* [Task objective] Show all lines holding "convertible".

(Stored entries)

-- start --

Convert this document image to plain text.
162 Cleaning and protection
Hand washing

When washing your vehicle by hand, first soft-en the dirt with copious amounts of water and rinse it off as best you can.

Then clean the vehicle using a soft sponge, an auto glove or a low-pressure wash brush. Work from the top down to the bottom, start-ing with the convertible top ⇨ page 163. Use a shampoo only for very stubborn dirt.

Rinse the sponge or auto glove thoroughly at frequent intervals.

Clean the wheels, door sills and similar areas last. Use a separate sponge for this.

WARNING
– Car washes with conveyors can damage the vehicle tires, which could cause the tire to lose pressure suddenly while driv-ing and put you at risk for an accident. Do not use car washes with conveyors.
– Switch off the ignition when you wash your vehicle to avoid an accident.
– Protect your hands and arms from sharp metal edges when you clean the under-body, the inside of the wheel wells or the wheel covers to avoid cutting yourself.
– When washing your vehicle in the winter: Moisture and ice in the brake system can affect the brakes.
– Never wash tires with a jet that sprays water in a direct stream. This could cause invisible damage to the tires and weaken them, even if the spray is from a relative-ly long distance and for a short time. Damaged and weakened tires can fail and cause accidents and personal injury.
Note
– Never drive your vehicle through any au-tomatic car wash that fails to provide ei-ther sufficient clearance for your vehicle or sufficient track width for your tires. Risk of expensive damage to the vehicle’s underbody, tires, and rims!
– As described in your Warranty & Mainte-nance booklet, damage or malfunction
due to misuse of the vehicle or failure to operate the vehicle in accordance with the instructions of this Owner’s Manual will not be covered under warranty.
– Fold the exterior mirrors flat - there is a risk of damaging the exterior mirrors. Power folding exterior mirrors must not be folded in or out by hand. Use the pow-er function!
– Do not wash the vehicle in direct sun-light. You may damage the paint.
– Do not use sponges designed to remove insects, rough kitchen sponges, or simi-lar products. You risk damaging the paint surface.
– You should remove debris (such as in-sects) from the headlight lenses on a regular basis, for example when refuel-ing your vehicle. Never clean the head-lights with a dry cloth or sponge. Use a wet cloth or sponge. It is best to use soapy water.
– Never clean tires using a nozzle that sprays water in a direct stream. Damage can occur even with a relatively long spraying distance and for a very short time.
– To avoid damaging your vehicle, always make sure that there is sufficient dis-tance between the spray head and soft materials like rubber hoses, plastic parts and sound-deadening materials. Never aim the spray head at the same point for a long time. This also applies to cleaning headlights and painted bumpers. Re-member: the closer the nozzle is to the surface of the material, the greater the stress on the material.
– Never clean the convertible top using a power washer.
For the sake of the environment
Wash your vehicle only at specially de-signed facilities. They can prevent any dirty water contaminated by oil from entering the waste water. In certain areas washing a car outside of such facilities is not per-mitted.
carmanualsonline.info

-- end --

* [Completed task]
Then clean the vehicle using a soft sponge, an auto glove or a low-pressure wash brush. Work from the top down to the bottom, start-ing with the convertible top ⇨ page 163. Use a shampoo only for very stubborn dirt.
– Never clean the convertible top using a power washer.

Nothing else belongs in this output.